Omit the images, then print each record below exactly as it reads.
☆ ☆ ☆
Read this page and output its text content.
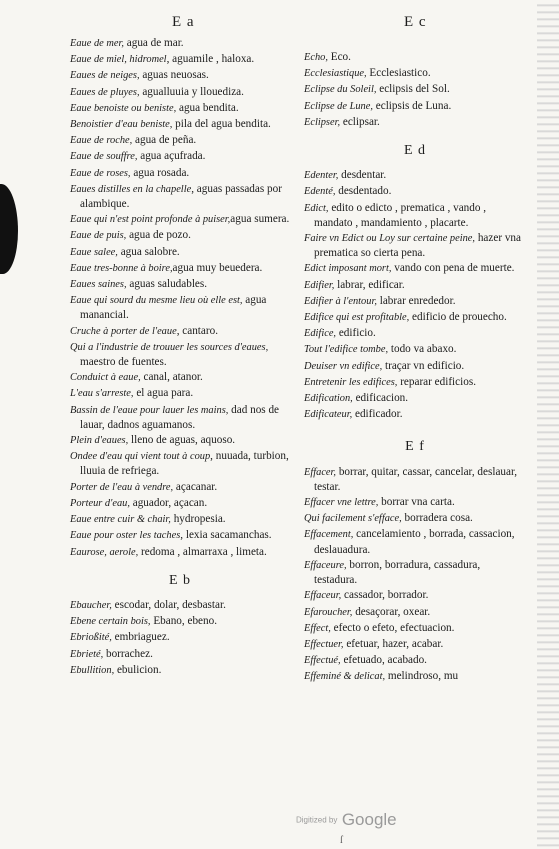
E a	E c
Eaue de mer, agua de mar.
Eaue de miel, hidromel, aguamile , haloxa.
Eaues de neiges, aguas neuosas.
Eaues de pluyes, agualluuia y llouediza.
Eaue benoiste ou beniste, agua bendita.
Benoistier d'eau beniste, pila del agua bendita.
Eaue de roche, agua de peña.
Eaue de souffre, agua açufrada.
Eaue de roses, agua rosada.
Eaues distilles en la chapelle, aguas passadas por alambique.
Eaue qui n'est point profonde à puiser,agua sumera.
Eaue de puis, agua de pozo.
Eaue salee, agua salobre.
Eaue tres-bonne à boire,agua muy beuedera.
Eaues saines, aguas saludables.
Eaue qui sourd du mesme lieu où elle est, agua manancial.
Cruche à porter de l'eaue, cantaro.
Qui a l'industrie de trouuer les sources d'eaues, maestro de fuentes.
Conduict à eaue, canal, atanor.
L'eau s'arreste, el agua para.
Bassin de l'eaue pour lauer les mains, dad nos de lauar, dadnos aguamanos.
Plein d'eaues, lleno de aguas, aquoso.
Ondee d'eau qui vient tout à coup, nuuada, turbion, lluuia de refriega.
Porter de l'eau à vendre, açacanar.
Porteur d'eau, aguador, açacan.
Eaue entre cuir & chair, hydropesia.
Eaue pour oster les taches, lexia sacamanchas.
Eaurose, aerole, redoma , almarraxa , limeta.
E b
Ebaucher, escodar, dolar, desbastar.
Ebene certain bois, Ebano, ebeno.
Ebrioßité, embriaguez.
Ebrieté, borrachez.
Ebullition, ebulicion.
Echo, Eco.
Ecclesiastique, Ecclesiastico.
Eclipse du Soleil, eclipsis del Sol.
Eclipse de Lune, eclipsis de Luna.
Eclipser, eclipsar.
E d
Edenter, desdentar.
Edenté, desdentado.
Edict, edito o edicto , prematica , vando , mandato , mandamiento , placarte.
Faire vn Edict ou Loy sur certaine peine, hazer vna prematica so cierta pena.
Edict imposant mort, vando con pena de muerte.
Edifier, labrar, edificar.
Edifier à l'entour, labrar enrededor.
Edifice qui est profitable, edificio de prouecho.
Edifice, edificio.
Tout l'edifice tombe, todo va abaxo.
Deuiser vn edifice, traçar vn edificio.
Entretenir les edifices, reparar edificios.
Edification, edificacion.
Edificateur, edificador.
E f
Effacer, borrar, quitar, cassar, cancelar, deslauar, testar.
Effacer vne lettre, borrar vna carta.
Qui facilement s'efface, borradera cosa.
Effacement, cancelamiento , borrada, cassacion, deslauadura.
Effaceure, borron, borradura, cassadura, testadura.
Effaceur, cassador, borrador.
Efaroucher, desaçorar, oxear.
Effect, efecto o efeto, efectuacion.
Effectuer, efetuar, hazer, acabar.
Effectué, efetuado, acabado.
Effeminé & delicat, melindroso, mu
Digitized by Google
ſ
☆ ☆ ☆
» **WORKED ANSWER**
Read this page and output its text content.
E a	E c
Eaue de mer, agua de mar.
Eaue de miel, hidromel, aguamile , haloxa.
Eaues de neiges, aguas neuosas.
Eaues de pluyes, agualluuia y llouediza.
Eaue benoiste ou beniste, agua bendita.
Benoistier d'eau beniste, pila del agua bendita.
Eaue de roche, agua de peña.
Eaue de souffre, agua açufrada.
Eaue de roses, agua rosada.
Eaues distilles en la chapelle, aguas passadas por alambique.
Eaue qui n'est point profonde à puiser,agua sumera.
Eaue de puis, agua de pozo.
Eaue salee, agua salobre.
Eaue tres-bonne à boire,agua muy beuedera.
Eaues saines, aguas saludables.
Eaue qui sourd du mesme lieu où elle est, agua manancial.
Cruche à porter de l'eaue, cantaro.
Qui a l'industrie de trouuer les sources d'eaues, maestro de fuentes.
Conduict à eaue, canal, atanor.
L'eau s'arreste, el agua para.
Bassin de l'eaue pour lauer les mains, dad nos de lauar, dadnos aguamanos.
Plein d'eaues, lleno de aguas, aquoso.
Ondee d'eau qui vient tout à coup, nuuada, turbion, lluuia de refriega.
Porter de l'eau à vendre, açacanar.
Porteur d'eau, aguador, açacan.
Eaue entre cuir & chair, hydropesia.
Eaue pour oster les taches, lexia sacamanchas.
Eaurose, aerole, redoma , almarraxa , limeta.
E b
Ebaucher, escodar, dolar, desbastar.
Ebene certain bois, Ebano, ebeno.
Ebrioßité, embriaguez.
Ebrieté, borrachez.
Ebullition, ebulicion.
Echo, Eco.
Ecclesiastique, Ecclesiastico.
Eclipse du Soleil, eclipsis del Sol.
Eclipse de Lune, eclipsis de Luna.
Eclipser, eclipsar.
E d
Edenter, desdentar.
Edenté, desdentado.
Edict, edito o edicto , prematica , vando , mandato , mandamiento , placarte.
Faire vn Edict ou Loy sur certaine peine, hazer vna prematica so cierta pena.
Edict imposant mort, vando con pena de muerte.
Edifier, labrar, edificar.
Edifier à l'entour, labrar enrededor.
Edifice qui est profitable, edificio de prouecho.
Edifice, edificio.
Tout l'edifice tombe, todo va abaxo.
Deuiser vn edifice, traçar vn edificio.
Entretenir les edifices, reparar edificios.
Edification, edificacion.
Edificateur, edificador.
E f
Effacer, borrar, quitar, cassar, cancelar, deslauar, testar.
Effacer vne lettre, borrar vna carta.
Qui facilement s'efface, borradera cosa.
Effacement, cancelamiento , borrada, cassacion, deslauadura.
Effaceure, borron, borradura, cassadura, testadura.
Effaceur, cassador, borrador.
Efaroucher, desaçorar, oxear.
Effect, efecto o efeto, efectuacion.
Effectuer, efetuar, hazer, acabar.
Effectué, efetuado, acabado.
Effeminé & delicat, melindroso, mu
Digitized by Google
ſ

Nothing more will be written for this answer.